== Stored data ==

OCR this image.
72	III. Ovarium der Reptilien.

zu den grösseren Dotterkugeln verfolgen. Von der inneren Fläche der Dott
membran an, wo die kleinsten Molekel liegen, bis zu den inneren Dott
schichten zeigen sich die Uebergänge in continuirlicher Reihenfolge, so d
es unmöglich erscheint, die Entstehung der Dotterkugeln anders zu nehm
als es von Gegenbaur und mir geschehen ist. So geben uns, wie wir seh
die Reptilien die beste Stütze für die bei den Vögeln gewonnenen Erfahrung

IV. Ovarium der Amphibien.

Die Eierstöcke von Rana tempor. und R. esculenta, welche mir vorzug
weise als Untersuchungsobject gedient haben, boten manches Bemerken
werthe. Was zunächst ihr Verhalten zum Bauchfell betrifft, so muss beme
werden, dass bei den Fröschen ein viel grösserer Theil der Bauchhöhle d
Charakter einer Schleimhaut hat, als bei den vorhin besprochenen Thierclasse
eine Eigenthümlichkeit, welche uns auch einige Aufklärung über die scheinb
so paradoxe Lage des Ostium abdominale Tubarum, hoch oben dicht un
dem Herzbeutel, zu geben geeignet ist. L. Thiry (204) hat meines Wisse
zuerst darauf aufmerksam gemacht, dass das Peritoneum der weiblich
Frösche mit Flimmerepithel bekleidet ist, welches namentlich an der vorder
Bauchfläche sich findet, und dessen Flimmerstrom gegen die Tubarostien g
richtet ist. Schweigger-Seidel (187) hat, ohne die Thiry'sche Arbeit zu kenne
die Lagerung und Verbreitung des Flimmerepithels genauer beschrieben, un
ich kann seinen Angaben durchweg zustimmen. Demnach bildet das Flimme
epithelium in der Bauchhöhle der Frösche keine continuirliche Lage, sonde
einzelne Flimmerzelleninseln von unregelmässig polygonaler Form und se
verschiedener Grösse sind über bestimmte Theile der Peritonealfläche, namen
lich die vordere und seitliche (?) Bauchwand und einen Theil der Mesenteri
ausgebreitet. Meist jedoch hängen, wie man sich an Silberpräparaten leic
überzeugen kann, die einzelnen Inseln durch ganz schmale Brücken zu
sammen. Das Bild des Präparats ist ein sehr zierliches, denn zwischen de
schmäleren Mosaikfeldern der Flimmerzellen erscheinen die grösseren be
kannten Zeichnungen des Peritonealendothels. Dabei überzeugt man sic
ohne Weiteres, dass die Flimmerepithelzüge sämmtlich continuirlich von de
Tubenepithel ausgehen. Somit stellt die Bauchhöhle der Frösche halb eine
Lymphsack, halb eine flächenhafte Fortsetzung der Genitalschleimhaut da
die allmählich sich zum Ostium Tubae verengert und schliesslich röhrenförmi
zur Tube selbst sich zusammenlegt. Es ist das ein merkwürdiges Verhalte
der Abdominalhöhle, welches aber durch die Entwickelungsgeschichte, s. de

===

→ Written problem
Copy every line in the records above that contains the word "inneren".

→ Task output
zu den grösseren Dotterkugeln verfolgen. Von der inneren Fläche der Dott
membran an, wo die kleinsten Molekel liegen, bis zu den inneren Dott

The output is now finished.